Collect from the data below each line with "title".
[start of Records for this exercise]
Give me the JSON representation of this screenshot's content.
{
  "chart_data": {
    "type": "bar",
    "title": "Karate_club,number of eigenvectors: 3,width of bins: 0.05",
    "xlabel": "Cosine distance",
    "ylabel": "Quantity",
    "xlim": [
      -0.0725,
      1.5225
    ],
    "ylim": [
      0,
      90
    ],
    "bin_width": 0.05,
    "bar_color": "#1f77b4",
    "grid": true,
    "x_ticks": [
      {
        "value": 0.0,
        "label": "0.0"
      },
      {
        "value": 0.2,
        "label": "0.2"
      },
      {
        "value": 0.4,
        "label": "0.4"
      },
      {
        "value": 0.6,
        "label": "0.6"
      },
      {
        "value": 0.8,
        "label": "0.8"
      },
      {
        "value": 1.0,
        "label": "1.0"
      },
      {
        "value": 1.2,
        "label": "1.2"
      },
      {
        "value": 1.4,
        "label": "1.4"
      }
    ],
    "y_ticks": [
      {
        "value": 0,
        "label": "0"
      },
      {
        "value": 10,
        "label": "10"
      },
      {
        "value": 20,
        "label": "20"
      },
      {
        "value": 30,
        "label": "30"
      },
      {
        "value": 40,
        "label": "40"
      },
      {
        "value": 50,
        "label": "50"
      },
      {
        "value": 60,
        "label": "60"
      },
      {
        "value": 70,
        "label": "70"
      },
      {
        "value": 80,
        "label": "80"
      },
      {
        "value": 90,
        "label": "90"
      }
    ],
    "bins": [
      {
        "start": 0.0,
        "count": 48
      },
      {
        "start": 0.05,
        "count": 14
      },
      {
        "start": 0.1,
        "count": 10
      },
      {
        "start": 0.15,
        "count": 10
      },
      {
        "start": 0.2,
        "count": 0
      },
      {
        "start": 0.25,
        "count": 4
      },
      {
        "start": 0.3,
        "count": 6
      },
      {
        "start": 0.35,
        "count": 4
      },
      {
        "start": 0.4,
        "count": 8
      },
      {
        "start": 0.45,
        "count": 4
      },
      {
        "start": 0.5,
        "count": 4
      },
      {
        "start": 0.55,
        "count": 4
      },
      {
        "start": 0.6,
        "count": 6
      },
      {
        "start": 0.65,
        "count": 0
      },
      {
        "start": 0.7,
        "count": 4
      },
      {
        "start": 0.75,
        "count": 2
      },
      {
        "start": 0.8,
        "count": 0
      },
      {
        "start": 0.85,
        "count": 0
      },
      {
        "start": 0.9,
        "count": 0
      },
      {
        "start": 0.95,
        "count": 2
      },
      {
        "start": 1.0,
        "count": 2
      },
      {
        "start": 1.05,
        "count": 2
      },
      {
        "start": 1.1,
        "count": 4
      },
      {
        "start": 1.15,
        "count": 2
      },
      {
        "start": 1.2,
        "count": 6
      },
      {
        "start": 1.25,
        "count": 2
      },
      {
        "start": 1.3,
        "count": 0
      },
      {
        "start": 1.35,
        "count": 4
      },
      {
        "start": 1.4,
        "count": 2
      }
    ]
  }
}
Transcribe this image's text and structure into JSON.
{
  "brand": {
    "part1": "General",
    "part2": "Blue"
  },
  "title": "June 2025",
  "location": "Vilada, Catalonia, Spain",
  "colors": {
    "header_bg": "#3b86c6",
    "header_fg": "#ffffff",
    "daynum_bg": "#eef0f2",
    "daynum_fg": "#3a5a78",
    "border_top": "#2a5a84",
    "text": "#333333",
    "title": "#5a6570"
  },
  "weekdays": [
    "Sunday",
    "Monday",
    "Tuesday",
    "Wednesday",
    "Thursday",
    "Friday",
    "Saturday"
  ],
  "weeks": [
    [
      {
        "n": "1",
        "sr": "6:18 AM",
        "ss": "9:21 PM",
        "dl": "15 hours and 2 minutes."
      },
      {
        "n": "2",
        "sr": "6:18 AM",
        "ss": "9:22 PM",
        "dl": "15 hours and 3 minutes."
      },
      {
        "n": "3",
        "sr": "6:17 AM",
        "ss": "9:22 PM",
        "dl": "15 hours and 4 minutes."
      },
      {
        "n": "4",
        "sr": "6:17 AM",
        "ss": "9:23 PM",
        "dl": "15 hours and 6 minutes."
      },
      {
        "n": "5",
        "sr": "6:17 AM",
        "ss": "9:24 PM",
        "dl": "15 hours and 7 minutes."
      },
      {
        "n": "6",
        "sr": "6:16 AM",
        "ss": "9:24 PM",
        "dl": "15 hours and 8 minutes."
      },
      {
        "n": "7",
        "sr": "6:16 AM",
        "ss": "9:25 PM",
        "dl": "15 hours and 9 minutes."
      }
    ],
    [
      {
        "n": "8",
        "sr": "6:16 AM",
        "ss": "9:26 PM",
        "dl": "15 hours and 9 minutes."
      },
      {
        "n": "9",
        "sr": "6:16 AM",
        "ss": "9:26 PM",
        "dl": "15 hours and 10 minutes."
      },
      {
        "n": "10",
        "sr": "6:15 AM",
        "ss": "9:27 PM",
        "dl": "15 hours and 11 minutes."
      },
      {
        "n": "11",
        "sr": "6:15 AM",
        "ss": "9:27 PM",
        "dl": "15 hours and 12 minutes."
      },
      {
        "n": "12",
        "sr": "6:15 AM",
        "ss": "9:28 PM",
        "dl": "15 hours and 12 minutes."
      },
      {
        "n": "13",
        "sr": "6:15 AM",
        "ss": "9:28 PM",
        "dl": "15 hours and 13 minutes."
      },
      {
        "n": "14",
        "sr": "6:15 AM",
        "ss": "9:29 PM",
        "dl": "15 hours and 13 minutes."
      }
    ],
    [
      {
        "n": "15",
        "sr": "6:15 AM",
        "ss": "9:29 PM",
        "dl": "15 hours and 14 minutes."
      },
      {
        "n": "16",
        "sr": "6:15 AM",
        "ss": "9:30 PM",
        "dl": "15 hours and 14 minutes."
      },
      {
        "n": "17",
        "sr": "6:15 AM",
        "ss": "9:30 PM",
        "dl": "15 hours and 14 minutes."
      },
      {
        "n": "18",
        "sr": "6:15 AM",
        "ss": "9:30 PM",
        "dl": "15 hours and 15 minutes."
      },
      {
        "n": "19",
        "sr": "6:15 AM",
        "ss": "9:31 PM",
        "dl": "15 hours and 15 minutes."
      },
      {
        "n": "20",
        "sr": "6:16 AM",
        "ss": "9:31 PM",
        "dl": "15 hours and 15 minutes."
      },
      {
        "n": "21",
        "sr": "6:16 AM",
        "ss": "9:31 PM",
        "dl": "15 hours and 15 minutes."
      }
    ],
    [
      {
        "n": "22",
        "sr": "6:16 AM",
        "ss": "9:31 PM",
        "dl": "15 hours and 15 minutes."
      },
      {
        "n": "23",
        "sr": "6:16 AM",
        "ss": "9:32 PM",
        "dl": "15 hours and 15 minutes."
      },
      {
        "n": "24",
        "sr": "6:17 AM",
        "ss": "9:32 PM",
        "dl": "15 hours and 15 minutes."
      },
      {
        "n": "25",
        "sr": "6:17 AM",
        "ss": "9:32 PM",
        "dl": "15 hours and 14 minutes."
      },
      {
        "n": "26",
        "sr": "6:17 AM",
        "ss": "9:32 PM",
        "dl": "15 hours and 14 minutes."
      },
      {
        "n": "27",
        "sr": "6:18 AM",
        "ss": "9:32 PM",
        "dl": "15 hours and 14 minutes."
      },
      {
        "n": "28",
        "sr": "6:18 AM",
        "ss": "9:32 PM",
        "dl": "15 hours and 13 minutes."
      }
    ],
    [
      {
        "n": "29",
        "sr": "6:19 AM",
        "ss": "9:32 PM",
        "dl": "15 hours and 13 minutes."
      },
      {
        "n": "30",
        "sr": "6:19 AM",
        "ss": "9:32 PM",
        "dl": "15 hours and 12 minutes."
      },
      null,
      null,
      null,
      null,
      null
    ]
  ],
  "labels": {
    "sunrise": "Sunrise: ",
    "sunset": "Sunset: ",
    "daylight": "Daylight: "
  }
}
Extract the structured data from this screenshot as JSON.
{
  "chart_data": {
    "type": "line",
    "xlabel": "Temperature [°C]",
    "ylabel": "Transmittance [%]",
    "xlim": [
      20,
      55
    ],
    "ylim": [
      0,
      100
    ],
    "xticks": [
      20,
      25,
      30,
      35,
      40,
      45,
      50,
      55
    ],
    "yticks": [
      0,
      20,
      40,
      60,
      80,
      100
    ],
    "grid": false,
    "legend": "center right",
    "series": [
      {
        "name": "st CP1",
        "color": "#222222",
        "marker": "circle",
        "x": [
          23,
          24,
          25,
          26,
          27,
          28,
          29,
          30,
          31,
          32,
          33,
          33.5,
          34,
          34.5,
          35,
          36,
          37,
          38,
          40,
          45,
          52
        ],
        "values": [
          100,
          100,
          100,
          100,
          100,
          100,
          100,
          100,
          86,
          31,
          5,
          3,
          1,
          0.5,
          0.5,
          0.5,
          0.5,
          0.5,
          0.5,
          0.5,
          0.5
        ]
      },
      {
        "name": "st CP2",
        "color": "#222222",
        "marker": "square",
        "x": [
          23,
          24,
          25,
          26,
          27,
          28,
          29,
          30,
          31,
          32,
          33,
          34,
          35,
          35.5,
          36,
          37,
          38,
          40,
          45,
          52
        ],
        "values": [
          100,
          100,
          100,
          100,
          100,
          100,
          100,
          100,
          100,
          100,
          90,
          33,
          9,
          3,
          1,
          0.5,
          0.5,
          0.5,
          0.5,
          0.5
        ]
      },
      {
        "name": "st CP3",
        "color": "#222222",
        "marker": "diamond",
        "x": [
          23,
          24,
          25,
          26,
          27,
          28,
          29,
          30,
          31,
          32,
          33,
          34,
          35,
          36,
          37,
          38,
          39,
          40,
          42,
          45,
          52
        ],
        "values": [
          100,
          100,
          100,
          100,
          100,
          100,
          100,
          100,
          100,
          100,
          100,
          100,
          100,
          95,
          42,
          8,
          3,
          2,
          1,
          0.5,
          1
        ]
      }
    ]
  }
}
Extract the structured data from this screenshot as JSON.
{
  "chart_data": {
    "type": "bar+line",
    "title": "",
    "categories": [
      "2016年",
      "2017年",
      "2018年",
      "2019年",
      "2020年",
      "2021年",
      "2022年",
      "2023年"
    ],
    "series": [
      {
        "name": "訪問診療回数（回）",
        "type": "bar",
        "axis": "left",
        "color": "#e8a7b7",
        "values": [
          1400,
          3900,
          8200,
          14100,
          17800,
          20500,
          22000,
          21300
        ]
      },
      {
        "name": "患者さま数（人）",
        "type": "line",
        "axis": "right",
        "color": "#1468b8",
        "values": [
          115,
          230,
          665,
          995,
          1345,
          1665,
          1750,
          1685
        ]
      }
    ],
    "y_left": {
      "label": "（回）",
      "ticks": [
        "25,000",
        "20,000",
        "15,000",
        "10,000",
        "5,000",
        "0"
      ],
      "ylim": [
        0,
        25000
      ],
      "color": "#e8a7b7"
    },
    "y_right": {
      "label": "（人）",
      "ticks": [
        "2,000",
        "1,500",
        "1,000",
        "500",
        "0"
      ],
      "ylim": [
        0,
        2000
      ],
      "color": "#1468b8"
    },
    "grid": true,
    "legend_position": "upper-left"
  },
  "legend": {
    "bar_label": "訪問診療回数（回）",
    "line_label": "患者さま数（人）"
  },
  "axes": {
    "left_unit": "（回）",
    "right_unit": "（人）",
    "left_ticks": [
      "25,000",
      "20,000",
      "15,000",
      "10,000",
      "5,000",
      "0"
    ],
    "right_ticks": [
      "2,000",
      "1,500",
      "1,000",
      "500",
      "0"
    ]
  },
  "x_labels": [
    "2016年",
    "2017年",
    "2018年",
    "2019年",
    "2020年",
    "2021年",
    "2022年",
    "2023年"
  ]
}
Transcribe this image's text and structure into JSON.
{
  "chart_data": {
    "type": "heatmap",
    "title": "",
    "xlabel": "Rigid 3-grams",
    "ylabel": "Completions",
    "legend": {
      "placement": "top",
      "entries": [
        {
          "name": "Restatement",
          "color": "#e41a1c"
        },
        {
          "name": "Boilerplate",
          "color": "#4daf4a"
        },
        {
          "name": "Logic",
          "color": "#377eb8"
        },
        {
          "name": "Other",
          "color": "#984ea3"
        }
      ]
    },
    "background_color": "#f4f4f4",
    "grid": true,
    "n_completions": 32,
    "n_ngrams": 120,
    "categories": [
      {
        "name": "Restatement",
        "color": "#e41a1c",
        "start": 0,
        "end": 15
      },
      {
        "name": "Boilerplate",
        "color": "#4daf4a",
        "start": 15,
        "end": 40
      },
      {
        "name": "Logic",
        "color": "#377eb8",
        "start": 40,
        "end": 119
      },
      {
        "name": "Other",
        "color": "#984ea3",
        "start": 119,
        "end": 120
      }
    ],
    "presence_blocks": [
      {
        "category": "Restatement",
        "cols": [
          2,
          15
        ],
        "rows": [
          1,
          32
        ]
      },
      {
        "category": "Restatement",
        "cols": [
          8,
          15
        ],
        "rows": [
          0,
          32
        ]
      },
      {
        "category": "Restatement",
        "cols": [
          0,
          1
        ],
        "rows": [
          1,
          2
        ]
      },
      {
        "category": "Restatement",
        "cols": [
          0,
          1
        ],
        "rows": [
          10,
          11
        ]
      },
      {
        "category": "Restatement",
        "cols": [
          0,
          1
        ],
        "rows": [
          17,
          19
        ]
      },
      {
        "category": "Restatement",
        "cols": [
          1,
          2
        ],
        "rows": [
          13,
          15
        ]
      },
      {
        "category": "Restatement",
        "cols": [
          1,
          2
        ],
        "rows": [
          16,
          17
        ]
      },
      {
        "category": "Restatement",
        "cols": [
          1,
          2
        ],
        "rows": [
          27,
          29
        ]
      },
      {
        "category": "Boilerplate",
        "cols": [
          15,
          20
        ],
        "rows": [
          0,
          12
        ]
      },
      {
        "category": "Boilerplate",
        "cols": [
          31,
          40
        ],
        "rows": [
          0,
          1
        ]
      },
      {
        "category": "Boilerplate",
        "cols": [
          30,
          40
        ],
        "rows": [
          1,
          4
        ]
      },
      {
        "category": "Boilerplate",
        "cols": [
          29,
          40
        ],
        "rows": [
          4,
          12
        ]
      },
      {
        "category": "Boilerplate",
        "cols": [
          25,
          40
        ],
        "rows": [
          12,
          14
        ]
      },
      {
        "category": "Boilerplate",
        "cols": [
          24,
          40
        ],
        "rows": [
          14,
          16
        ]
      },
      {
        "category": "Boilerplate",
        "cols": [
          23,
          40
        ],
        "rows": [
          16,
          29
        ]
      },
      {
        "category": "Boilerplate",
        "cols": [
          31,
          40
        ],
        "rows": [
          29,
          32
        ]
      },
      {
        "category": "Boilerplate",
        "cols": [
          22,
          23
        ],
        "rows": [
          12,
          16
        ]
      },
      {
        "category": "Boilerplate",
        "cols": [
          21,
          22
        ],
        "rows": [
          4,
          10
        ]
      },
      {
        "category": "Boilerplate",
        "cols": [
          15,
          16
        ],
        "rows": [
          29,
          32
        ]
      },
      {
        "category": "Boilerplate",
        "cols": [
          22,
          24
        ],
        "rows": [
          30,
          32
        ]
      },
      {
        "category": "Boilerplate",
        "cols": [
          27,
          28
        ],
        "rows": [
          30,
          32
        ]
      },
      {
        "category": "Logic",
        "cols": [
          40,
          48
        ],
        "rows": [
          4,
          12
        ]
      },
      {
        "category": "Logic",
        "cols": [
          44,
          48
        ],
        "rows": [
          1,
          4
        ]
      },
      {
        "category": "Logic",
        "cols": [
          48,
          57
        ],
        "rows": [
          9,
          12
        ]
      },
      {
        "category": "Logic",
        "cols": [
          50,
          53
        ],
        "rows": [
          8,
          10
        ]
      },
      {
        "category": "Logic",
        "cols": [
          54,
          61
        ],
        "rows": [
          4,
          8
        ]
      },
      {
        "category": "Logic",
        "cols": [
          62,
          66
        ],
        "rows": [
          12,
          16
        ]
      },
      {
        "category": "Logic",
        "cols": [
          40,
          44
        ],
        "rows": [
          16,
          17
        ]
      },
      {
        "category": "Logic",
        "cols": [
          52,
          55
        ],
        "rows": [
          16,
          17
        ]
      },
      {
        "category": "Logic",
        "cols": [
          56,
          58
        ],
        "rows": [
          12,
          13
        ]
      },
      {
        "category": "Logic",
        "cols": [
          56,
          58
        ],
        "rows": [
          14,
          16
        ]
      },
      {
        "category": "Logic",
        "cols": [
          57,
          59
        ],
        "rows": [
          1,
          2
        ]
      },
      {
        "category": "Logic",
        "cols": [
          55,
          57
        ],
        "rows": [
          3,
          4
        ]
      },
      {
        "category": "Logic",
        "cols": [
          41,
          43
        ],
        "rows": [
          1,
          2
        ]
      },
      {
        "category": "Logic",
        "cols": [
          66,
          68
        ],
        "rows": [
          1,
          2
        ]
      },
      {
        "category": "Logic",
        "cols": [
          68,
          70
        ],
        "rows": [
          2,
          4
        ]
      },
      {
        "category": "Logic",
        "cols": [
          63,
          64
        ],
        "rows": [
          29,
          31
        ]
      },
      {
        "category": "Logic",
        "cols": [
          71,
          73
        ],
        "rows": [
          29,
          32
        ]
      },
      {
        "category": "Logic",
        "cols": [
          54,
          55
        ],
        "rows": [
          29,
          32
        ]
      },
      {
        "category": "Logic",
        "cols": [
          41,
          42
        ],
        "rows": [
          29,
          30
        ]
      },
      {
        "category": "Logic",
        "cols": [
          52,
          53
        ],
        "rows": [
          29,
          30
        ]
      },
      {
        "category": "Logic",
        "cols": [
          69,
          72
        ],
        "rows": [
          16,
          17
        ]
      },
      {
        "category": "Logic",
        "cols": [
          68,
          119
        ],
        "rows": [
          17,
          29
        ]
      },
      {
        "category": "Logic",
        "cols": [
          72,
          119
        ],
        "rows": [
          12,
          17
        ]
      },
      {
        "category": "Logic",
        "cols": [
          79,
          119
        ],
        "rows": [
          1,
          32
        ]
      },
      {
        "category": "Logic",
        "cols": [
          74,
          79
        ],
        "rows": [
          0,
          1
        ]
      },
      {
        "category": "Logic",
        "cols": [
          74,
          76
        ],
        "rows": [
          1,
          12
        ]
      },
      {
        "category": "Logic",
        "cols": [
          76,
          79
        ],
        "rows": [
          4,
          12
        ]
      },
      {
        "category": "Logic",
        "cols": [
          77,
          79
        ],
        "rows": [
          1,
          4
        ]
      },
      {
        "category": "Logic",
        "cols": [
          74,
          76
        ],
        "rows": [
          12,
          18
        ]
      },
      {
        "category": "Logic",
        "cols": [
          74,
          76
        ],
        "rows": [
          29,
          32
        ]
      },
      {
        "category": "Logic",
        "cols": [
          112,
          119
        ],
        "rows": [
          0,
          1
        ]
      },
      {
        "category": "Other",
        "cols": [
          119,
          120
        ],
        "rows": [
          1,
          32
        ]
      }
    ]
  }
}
[end of Records for this exercise]
→ **Finished task**
    "title": "Karate_club,number of eigenvectors: 3,width of bins: 0.05",
  "title": "June 2025",
    "title": "#5a6570"
    "title": "",
    "title": "",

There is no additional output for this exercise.